Write out all of the entries exactly, please.

Records for the task:
START
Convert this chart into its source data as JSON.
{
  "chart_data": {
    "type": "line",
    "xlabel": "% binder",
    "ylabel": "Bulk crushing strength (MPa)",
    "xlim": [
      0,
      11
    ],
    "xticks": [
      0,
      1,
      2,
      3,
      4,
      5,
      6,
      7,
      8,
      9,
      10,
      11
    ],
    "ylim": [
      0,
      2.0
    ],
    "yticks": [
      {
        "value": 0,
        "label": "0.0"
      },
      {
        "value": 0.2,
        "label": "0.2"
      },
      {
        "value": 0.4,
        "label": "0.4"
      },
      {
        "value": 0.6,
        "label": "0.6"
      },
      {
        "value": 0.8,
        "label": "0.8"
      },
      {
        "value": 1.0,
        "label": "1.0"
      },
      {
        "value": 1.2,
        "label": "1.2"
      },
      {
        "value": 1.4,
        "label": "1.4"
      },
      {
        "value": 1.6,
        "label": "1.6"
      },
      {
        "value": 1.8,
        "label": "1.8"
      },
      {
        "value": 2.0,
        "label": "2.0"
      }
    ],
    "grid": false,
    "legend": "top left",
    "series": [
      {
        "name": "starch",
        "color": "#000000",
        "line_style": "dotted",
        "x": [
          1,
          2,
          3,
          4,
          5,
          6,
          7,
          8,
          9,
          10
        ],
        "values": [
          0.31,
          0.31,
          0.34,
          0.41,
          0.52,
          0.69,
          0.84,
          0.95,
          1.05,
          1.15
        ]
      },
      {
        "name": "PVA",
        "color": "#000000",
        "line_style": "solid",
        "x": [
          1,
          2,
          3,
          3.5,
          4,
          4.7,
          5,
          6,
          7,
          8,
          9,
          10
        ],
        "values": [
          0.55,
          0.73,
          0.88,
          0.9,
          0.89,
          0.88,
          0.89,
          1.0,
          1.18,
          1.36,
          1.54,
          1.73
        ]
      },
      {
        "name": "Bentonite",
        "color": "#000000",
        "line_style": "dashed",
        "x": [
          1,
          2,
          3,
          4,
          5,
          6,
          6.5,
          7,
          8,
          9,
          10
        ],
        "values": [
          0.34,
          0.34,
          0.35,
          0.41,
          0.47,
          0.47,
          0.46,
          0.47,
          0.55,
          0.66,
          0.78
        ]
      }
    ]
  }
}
END
Final result:
Convert this chart into its source data as JSON.
{
  "chart_data": {
    "type": "line",
    "xlabel": "% binder",
    "ylabel": "Bulk crushing strength (MPa)",
    "xlim": [
      0,
      11
    ],
    "xticks": [
      0,
      1,
      2,
      3,
      4,
      5,
      6,
      7,
      8,
      9,
      10,
      11
    ],
    "ylim": [
      0,
      2.0
    ],
    "yticks": [
      {
        "value": 0,
        "label": "0.0"
      },
      {
        "value": 0.2,
        "label": "0.2"
      },
      {
        "value": 0.4,
        "label": "0.4"
      },
      {
        "value": 0.6,
        "label": "0.6"
      },
      {
        "value": 0.8,
        "label": "0.8"
      },
      {
        "value": 1.0,
        "label": "1.0"
      },
      {
        "value": 1.2,
        "label": "1.2"
      },
      {
        "value": 1.4,
        "label": "1.4"
      },
      {
        "value": 1.6,
        "label": "1.6"
      },
      {
        "value": 1.8,
        "label": "1.8"
      },
      {
        "value": 2.0,
        "label": "2.0"
      }
    ],
    "grid": false,
    "legend": "top left",
    "series": [
      {
        "name": "starch",
        "color": "#000000",
        "line_style": "dotted",
        "x": [
          1,
          2,
          3,
          4,
          5,
          6,
          7,
          8,
          9,
          10
        ],
        "values": [
          0.31,
          0.31,
          0.34,
          0.41,
          0.52,
          0.69,
          0.84,
          0.95,
          1.05,
          1.15
        ]
      },
      {
        "name": "PVA",
        "color": "#000000",
        "line_style": "solid",
        "x": [
          1,
          2,
          3,
          3.5,
          4,
          4.7,
          5,
          6,
          7,
          8,
          9,
          10
        ],
        "values": [
          0.55,
          0.73,
          0.88,
          0.9,
          0.89,
          0.88,
          0.89,
          1.0,
          1.18,
          1.36,
          1.54,
          1.73
        ]
      },
      {
        "name": "Bentonite",
        "color": "#000000",
        "line_style": "dashed",
        "x": [
          1,
          2,
          3,
          4,
          5,
          6,
          6.5,
          7,
          8,
          9,
          10
        ],
        "values": [
          0.34,
          0.34,
          0.35,
          0.41,
          0.47,
          0.47,
          0.46,
          0.47,
          0.55,
          0.66,
          0.78
        ]
      }
    ]
  }
}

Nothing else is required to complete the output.